### PROMPT
Find all lines in the listing that include the word "user", then copy them.
______________________________
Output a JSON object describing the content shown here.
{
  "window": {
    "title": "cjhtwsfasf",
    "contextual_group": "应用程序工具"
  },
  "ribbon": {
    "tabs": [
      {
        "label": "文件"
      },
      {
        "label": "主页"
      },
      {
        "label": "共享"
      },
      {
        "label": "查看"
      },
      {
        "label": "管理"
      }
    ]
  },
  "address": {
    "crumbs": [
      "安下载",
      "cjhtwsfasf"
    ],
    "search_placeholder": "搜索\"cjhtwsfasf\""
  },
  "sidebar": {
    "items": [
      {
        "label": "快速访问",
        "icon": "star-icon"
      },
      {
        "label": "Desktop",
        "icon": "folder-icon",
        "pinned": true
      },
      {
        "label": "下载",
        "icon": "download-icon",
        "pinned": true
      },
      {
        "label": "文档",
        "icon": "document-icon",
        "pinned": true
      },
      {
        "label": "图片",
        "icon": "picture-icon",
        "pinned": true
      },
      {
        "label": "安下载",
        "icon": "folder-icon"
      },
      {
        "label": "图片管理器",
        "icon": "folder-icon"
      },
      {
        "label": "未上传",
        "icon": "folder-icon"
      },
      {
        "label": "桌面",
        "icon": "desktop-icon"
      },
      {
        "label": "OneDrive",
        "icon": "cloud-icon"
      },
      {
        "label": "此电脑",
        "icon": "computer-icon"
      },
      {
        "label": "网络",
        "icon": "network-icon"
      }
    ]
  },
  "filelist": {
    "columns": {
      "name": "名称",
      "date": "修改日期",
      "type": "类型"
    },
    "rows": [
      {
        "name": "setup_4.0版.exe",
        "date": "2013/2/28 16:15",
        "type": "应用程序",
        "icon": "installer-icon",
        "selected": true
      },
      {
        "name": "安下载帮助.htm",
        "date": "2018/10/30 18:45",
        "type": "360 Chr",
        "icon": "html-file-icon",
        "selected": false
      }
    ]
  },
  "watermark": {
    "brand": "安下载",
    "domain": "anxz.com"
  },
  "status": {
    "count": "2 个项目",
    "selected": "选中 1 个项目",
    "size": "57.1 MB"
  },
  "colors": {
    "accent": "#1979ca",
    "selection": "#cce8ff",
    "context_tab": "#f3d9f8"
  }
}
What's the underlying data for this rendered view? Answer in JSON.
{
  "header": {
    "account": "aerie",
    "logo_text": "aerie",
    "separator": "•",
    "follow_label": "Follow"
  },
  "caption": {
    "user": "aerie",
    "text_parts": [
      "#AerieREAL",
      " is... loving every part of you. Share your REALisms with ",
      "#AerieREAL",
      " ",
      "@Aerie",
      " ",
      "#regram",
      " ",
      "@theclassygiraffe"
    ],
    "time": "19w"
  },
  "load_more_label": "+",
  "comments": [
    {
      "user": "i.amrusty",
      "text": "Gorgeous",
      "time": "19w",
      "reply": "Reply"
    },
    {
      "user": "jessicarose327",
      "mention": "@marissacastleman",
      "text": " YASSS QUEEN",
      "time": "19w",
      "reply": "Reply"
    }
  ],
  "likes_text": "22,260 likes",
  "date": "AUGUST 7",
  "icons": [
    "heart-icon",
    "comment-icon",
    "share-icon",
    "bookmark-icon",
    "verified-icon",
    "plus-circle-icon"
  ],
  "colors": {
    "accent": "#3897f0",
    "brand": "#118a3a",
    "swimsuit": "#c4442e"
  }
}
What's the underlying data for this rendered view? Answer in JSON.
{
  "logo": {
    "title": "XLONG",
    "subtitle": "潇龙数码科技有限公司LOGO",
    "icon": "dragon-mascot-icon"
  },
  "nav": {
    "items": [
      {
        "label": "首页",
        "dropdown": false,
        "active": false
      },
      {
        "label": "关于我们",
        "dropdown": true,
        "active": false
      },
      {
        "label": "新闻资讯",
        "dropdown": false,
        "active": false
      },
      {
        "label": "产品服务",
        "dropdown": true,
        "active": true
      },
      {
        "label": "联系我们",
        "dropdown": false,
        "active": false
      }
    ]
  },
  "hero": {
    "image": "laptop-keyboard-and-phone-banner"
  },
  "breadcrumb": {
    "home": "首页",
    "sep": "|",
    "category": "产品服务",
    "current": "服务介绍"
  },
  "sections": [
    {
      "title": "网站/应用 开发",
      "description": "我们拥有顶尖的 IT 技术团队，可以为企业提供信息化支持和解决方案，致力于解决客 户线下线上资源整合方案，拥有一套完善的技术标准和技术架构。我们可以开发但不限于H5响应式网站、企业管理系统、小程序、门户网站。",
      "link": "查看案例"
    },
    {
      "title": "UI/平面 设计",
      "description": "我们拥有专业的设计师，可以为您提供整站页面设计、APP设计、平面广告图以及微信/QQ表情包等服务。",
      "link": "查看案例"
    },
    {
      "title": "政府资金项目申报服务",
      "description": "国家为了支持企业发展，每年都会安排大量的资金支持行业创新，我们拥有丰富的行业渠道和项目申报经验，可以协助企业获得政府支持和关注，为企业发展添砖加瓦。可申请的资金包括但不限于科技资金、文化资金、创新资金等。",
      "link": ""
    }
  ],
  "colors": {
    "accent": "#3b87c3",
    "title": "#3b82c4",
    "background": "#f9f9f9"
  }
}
______________________________
### PROBLEM SOLUTION
    "user": "aerie",
      "user": "i.amrusty",
      "user": "jessicarose327",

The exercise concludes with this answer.